[Entries provided]:

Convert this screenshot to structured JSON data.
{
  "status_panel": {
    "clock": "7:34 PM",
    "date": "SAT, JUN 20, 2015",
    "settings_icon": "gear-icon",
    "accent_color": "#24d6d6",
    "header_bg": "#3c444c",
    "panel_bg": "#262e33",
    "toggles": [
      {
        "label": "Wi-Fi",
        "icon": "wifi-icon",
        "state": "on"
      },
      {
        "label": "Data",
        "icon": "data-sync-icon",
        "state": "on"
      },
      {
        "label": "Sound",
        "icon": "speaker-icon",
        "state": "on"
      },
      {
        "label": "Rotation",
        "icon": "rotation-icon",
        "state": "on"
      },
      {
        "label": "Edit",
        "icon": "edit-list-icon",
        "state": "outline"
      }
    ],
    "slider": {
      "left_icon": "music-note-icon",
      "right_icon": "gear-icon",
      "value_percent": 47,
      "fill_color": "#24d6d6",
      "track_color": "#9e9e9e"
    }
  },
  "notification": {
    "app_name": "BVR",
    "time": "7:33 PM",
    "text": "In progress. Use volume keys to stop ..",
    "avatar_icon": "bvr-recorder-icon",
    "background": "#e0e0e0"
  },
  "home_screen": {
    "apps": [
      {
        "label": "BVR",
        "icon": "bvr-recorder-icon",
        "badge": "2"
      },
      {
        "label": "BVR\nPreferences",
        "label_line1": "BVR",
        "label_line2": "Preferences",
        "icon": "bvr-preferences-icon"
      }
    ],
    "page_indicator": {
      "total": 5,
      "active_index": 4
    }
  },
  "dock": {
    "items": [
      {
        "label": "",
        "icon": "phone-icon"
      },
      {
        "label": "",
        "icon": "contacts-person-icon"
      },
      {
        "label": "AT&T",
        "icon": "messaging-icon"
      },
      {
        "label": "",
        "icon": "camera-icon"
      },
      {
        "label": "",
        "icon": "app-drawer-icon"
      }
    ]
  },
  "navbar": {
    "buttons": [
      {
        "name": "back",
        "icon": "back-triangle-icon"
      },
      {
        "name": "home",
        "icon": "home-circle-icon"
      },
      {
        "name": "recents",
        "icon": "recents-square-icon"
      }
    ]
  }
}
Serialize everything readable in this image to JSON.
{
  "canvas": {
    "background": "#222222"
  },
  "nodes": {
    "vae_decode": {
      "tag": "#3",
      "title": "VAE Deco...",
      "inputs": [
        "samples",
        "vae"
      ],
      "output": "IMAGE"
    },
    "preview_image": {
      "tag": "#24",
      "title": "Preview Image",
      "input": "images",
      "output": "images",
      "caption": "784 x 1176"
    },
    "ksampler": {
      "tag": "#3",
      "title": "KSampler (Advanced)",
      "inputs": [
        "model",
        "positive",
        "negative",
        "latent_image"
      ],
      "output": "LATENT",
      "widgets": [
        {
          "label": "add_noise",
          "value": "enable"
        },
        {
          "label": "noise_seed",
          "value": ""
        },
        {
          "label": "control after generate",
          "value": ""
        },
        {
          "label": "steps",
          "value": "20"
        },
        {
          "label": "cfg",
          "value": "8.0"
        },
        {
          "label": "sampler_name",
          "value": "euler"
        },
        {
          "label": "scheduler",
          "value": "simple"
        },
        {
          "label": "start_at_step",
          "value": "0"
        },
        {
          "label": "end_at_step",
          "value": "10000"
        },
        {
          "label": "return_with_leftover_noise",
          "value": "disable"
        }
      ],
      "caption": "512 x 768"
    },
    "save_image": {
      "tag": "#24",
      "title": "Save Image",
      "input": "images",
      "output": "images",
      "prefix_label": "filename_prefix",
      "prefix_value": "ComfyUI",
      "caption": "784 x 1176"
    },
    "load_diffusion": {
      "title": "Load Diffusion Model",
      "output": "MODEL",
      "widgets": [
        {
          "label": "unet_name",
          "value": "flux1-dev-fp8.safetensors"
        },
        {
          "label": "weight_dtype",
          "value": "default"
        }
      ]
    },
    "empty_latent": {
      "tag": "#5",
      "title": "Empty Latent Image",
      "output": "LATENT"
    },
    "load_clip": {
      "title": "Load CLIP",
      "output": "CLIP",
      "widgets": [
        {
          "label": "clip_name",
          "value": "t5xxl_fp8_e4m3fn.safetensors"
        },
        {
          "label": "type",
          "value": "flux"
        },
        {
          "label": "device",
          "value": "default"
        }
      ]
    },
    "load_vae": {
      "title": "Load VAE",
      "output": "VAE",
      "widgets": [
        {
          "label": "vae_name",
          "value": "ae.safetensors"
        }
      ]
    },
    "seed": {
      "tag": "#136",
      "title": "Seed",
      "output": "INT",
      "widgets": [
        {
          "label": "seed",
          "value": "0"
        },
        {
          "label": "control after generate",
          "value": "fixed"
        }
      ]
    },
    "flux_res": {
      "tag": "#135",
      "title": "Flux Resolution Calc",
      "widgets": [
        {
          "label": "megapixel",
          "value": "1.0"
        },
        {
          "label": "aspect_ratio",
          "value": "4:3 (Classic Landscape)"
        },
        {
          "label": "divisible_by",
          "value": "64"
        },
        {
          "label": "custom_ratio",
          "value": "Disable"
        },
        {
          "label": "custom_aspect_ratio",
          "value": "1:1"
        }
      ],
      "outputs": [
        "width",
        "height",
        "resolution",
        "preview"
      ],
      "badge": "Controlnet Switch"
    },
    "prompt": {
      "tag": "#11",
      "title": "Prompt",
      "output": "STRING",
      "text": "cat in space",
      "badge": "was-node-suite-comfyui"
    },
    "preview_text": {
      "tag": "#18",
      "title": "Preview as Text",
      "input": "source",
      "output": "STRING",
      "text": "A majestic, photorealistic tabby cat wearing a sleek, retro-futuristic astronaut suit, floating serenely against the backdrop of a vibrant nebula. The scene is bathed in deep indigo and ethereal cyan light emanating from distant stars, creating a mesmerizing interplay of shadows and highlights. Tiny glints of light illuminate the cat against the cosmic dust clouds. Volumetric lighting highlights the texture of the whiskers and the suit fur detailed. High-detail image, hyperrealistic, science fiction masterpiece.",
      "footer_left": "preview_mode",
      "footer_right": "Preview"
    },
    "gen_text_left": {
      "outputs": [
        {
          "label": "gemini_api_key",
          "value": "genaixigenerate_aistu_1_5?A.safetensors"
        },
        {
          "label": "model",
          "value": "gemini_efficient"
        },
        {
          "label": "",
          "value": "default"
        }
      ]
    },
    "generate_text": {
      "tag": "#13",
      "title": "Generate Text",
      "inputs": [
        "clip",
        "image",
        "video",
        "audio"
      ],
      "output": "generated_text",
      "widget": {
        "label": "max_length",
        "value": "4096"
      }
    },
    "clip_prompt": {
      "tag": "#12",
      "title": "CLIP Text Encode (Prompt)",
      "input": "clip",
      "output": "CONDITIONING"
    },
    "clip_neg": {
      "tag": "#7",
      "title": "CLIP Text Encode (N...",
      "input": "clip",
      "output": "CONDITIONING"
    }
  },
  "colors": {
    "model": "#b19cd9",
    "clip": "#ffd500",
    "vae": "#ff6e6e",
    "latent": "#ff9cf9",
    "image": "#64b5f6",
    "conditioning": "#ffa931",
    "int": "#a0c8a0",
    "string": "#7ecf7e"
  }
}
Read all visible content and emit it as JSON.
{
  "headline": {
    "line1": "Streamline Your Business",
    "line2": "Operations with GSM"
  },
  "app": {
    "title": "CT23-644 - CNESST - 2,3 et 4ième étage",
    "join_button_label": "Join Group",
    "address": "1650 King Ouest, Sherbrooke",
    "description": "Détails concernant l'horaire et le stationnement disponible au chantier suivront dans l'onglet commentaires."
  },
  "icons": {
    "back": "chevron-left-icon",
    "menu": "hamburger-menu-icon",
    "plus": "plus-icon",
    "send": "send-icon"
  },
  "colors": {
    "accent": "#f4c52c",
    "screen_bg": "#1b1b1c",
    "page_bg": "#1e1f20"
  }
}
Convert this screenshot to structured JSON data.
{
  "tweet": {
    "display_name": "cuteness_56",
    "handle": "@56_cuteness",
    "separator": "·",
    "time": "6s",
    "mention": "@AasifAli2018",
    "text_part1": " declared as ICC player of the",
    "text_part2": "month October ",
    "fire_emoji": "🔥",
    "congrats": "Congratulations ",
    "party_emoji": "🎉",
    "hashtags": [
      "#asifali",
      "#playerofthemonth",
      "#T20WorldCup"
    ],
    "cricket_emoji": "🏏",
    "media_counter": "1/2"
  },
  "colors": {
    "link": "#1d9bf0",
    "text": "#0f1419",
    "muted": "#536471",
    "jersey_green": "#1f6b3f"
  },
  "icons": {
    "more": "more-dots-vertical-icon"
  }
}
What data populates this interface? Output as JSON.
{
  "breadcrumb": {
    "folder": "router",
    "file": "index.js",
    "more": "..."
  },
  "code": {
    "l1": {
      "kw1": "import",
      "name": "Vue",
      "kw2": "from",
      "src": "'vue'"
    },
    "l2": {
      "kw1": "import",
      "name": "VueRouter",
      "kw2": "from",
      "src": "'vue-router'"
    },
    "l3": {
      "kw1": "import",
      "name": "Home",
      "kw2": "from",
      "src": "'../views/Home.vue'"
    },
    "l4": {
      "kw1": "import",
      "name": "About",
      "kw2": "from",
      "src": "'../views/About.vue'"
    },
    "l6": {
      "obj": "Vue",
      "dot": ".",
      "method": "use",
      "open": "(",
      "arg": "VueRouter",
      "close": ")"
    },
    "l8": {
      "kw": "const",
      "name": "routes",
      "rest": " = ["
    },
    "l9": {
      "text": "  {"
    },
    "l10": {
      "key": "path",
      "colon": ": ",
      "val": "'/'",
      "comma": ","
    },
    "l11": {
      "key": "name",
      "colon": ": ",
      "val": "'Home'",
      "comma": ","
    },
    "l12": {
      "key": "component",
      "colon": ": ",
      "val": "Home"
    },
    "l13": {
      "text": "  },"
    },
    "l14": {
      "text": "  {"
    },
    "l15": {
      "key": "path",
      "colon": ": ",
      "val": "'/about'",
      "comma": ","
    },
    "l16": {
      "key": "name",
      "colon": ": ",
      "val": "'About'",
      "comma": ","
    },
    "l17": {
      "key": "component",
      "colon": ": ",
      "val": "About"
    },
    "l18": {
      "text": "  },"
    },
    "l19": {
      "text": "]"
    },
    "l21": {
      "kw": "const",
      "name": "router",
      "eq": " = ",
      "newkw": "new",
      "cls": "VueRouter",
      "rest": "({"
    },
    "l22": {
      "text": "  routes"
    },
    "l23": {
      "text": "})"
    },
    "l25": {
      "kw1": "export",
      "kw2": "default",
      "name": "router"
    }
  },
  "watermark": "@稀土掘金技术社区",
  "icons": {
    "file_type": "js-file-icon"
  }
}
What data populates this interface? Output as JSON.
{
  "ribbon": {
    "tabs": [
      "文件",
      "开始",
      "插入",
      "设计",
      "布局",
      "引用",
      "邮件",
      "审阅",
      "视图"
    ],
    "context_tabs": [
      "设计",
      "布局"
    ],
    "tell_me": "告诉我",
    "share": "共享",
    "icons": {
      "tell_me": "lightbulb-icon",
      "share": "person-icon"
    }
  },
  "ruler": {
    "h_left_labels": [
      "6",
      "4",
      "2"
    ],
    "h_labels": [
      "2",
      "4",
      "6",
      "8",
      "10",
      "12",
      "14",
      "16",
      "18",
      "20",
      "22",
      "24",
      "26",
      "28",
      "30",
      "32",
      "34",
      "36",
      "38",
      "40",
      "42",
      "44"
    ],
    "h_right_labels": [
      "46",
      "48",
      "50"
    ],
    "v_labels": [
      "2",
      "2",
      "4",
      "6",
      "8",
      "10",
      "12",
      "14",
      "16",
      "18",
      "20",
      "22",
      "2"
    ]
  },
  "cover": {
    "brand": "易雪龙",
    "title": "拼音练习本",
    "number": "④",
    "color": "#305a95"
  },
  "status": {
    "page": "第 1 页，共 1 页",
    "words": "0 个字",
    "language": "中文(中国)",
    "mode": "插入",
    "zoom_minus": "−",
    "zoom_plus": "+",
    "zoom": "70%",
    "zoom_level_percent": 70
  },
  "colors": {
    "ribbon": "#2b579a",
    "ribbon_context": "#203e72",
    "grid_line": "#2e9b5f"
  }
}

[Task requirements]: Track down every line of the material containing the string "badge", and copy it.

[Answer to this task]:
        "badge": "2"
      "badge": "Controlnet Switch"
      "badge": "was-node-suite-comfyui"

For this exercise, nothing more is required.